Provided data -
____________

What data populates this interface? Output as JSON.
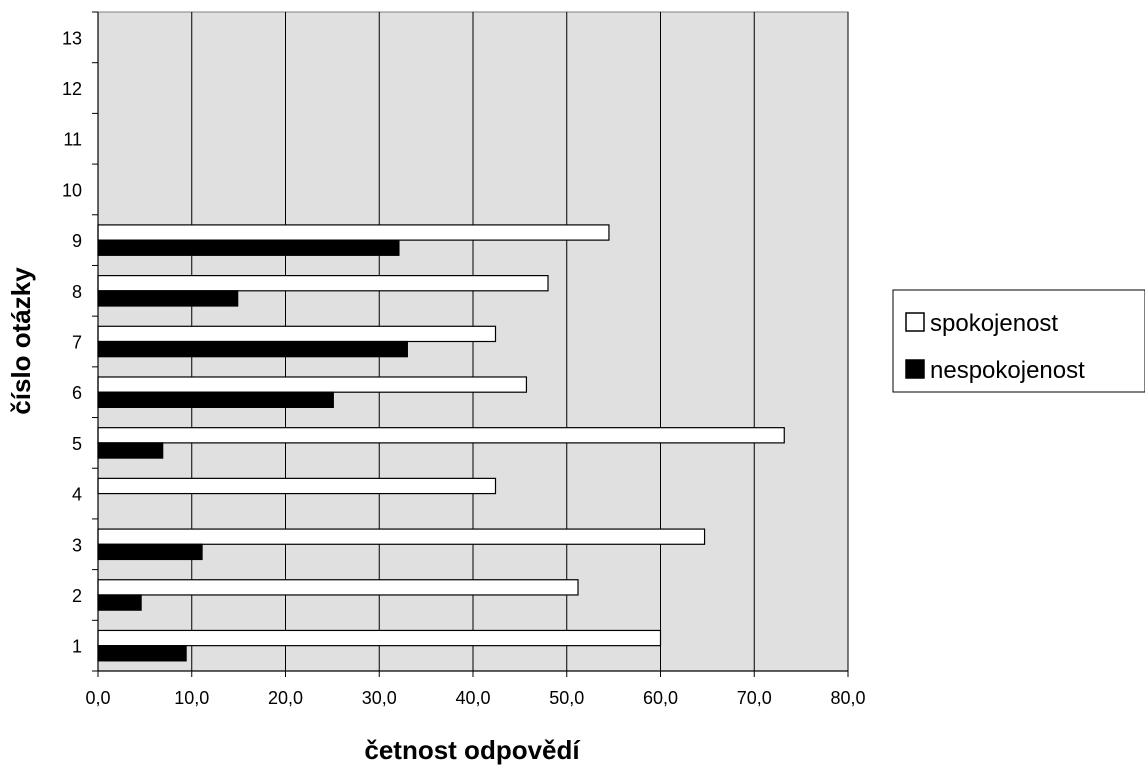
{
  "chart_data": {
    "type": "bar",
    "orientation": "horizontal",
    "categories": [
      "1",
      "2",
      "3",
      "4",
      "5",
      "6",
      "7",
      "8",
      "9",
      "10",
      "11",
      "12",
      "13"
    ],
    "series": [
      {
        "name": "spokojenost",
        "color": "#ffffff",
        "values": [
          60.0,
          51.2,
          64.7,
          42.4,
          73.2,
          45.7,
          42.4,
          48.0,
          54.5,
          null,
          null,
          null,
          null
        ]
      },
      {
        "name": "nespokojenost",
        "color": "#000000",
        "values": [
          9.4,
          4.6,
          11.1,
          0,
          6.9,
          25.1,
          33.0,
          14.9,
          32.1,
          null,
          null,
          null,
          null
        ]
      }
    ],
    "xticks": [
      "0,0",
      "10,0",
      "20,0",
      "30,0",
      "40,0",
      "50,0",
      "60,0",
      "70,0",
      "80,0"
    ],
    "xlim": [
      0,
      80
    ],
    "xlabel": "četnost odpovědí",
    "ylabel": "číslo otázky",
    "grid": "vertical",
    "plot_background": "#e0e0e0",
    "legend_position": "right"
  }
}
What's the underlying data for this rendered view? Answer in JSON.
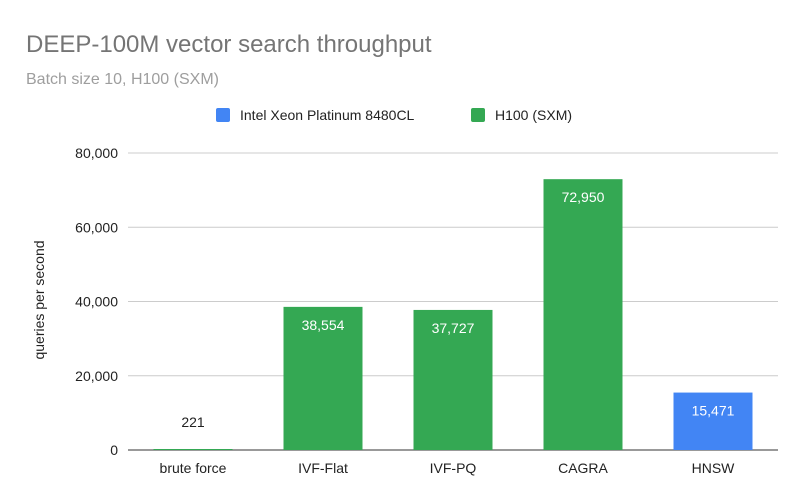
{
  "chart_data": {
    "type": "bar",
    "title": "DEEP-100M vector search throughput",
    "subtitle": "Batch size 10, H100 (SXM)",
    "xlabel": "",
    "ylabel": "queries per second",
    "ylim": [
      0,
      80000
    ],
    "yticks": [
      0,
      20000,
      40000,
      60000,
      80000
    ],
    "ytick_labels": [
      "0",
      "20,000",
      "40,000",
      "60,000",
      "80,000"
    ],
    "grid": true,
    "legend_position": "top",
    "categories": [
      "brute force",
      "IVF-Flat",
      "IVF-PQ",
      "CAGRA",
      "HNSW"
    ],
    "series": [
      {
        "name": "Intel Xeon Platinum 8480CL",
        "color": "#4285f4",
        "values": [
          null,
          null,
          null,
          null,
          15471
        ],
        "labels": [
          "",
          "",
          "",
          "",
          "15,471"
        ]
      },
      {
        "name": "H100 (SXM)",
        "color": "#34a853",
        "values": [
          221,
          38554,
          37727,
          72950,
          null
        ],
        "labels": [
          "221",
          "38,554",
          "37,727",
          "72,950",
          ""
        ]
      }
    ]
  }
}
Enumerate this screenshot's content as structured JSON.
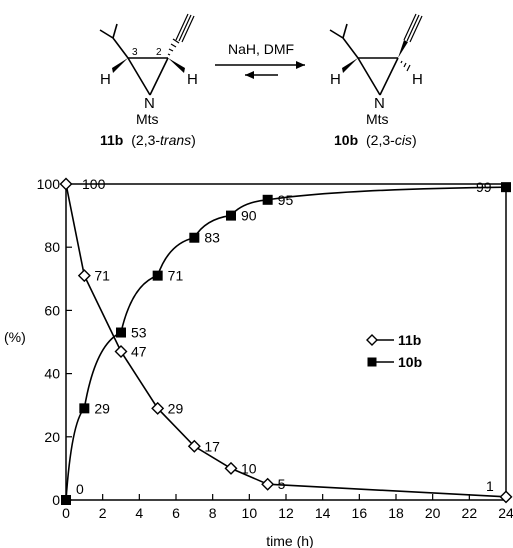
{
  "scheme": {
    "reagent": "NaH, DMF",
    "left": {
      "atoms": {
        "h_left": "H",
        "h_right": "H",
        "n": "N",
        "ms": "Mts",
        "c3": "3",
        "c2": "2"
      },
      "id": "11b",
      "descriptor_prefix": "(2,3-",
      "descriptor_italic": "trans",
      "descriptor_suffix": ")"
    },
    "right": {
      "atoms": {
        "h_left": "H",
        "h_right": "H",
        "n": "N",
        "ms": "Mts"
      },
      "id": "10b",
      "descriptor_prefix": "(2,3-",
      "descriptor_italic": "cis",
      "descriptor_suffix": ")"
    }
  },
  "chart_data": {
    "type": "line",
    "xlabel": "time (h)",
    "ylabel": "(%)",
    "xlim": [
      0,
      24
    ],
    "ylim": [
      0,
      100
    ],
    "xticks": [
      0,
      2,
      4,
      6,
      8,
      10,
      12,
      14,
      16,
      18,
      20,
      22,
      24
    ],
    "yticks": [
      0,
      20,
      40,
      60,
      80,
      100
    ],
    "grid": false,
    "legend": "middle-right",
    "series": [
      {
        "name": "11b",
        "marker": "open-diamond",
        "x": [
          0,
          1,
          3,
          5,
          7,
          9,
          11,
          24
        ],
        "y": [
          100,
          71,
          47,
          29,
          17,
          10,
          5,
          1
        ],
        "labels": [
          "100",
          "71",
          "47",
          "29",
          "17",
          "10",
          "5",
          "1"
        ]
      },
      {
        "name": "10b",
        "marker": "filled-square",
        "x": [
          0,
          1,
          3,
          5,
          7,
          9,
          11,
          24
        ],
        "y": [
          0,
          29,
          53,
          71,
          83,
          90,
          95,
          99
        ],
        "labels": [
          "0",
          "29",
          "53",
          "71",
          "83",
          "90",
          "95",
          "99"
        ]
      }
    ],
    "colors": {
      "line": "#000000",
      "background": "#ffffff"
    }
  }
}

____________

Aim of the task - The entries above should be reproduced exactly, without their pictures.

Written answer -
What data populates this interface? Output as JSON.
{
  "chart_data": {
    "type": "bar",
    "orientation": "horizontal",
    "categories": [
      "1",
      "2",
      "3",
      "4",
      "5",
      "6",
      "7",
      "8",
      "9",
      "10",
      "11",
      "12",
      "13"
    ],
    "series": [
      {
        "name": "spokojenost",
        "color": "#ffffff",
        "values": [
          60.0,
          51.2,
          64.7,
          42.4,
          73.2,
          45.7,
          42.4,
          48.0,
          54.5,
          null,
          null,
          null,
          null
        ]
      },
      {
        "name": "nespokojenost",
        "color": "#000000",
        "values": [
          9.4,
          4.6,
          11.1,
          0,
          6.9,
          25.1,
          33.0,
          14.9,
          32.1,
          null,
          null,
          null,
          null
        ]
      }
    ],
    "xticks": [
      "0,0",
      "10,0",
      "20,0",
      "30,0",
      "40,0",
      "50,0",
      "60,0",
      "70,0",
      "80,0"
    ],
    "xlim": [
      0,
      80
    ],
    "xlabel": "četnost odpovědí",
    "ylabel": "číslo otázky",
    "grid": "vertical",
    "plot_background": "#e0e0e0",
    "legend_position": "right"
  }
}
What's the underlying data for this rendered view? Answer in JSON.
{
  "chart_data": {
    "type": "bar",
    "title": "DEEP-100M vector search throughput",
    "subtitle": "Batch size 10, H100 (SXM)",
    "xlabel": "",
    "ylabel": "queries per second",
    "ylim": [
      0,
      80000
    ],
    "yticks": [
      0,
      20000,
      40000,
      60000,
      80000
    ],
    "ytick_labels": [
      "0",
      "20,000",
      "40,000",
      "60,000",
      "80,000"
    ],
    "grid": true,
    "legend_position": "top",
    "categories": [
      "brute force",
      "IVF-Flat",
      "IVF-PQ",
      "CAGRA",
      "HNSW"
    ],
    "series": [
      {
        "name": "Intel Xeon Platinum 8480CL",
        "color": "#4285f4",
        "values": [
          null,
          null,
          null,
          null,
          15471
        ],
        "labels": [
          "",
          "",
          "",
          "",
          "15,471"
        ]
      },
      {
        "name": "H100 (SXM)",
        "color": "#34a853",
        "values": [
          221,
          38554,
          37727,
          72950,
          null
        ],
        "labels": [
          "221",
          "38,554",
          "37,727",
          "72,950",
          ""
        ]
      }
    ]
  }
}
Enumerate this screenshot's content as structured JSON.
{
  "scheme": {
    "reagent": "NaH, DMF",
    "left": {
      "atoms": {
        "h_left": "H",
        "h_right": "H",
        "n": "N",
        "ms": "Mts",
        "c3": "3",
        "c2": "2"
      },
      "id": "11b",
      "descriptor_prefix": "(2,3-",
      "descriptor_italic": "trans",
      "descriptor_suffix": ")"
    },
    "right": {
      "atoms": {
        "h_left": "H",
        "h_right": "H",
        "n": "N",
        "ms": "Mts"
      },
      "id": "10b",
      "descriptor_prefix": "(2,3-",
      "descriptor_italic": "cis",
      "descriptor_suffix": ")"
    }
  },
  "chart_data": {
    "type": "line",
    "xlabel": "time (h)",
    "ylabel": "(%)",
    "xlim": [
      0,
      24
    ],
    "ylim": [
      0,
      100
    ],
    "xticks": [
      0,
      2,
      4,
      6,
      8,
      10,
      12,
      14,
      16,
      18,
      20,
      22,
      24
    ],
    "yticks": [
      0,
      20,
      40,
      60,
      80,
      100
    ],
    "grid": false,
    "legend": "middle-right",
    "series": [
      {
        "name": "11b",
        "marker": "open-diamond",
        "x": [
          0,
          1,
          3,
          5,
          7,
          9,
          11,
          24
        ],
        "y": [
          100,
          71,
          47,
          29,
          17,
          10,
          5,
          1
        ],
        "labels": [
          "100",
          "71",
          "47",
          "29",
          "17",
          "10",
          "5",
          "1"
        ]
      },
      {
        "name": "10b",
        "marker": "filled-square",
        "x": [
          0,
          1,
          3,
          5,
          7,
          9,
          11,
          24
        ],
        "y": [
          0,
          29,
          53,
          71,
          83,
          90,
          95,
          99
        ],
        "labels": [
          "0",
          "29",
          "53",
          "71",
          "83",
          "90",
          "95",
          "99"
        ]
      }
    ],
    "colors": {
      "line": "#000000",
      "background": "#ffffff"
    }
  }
}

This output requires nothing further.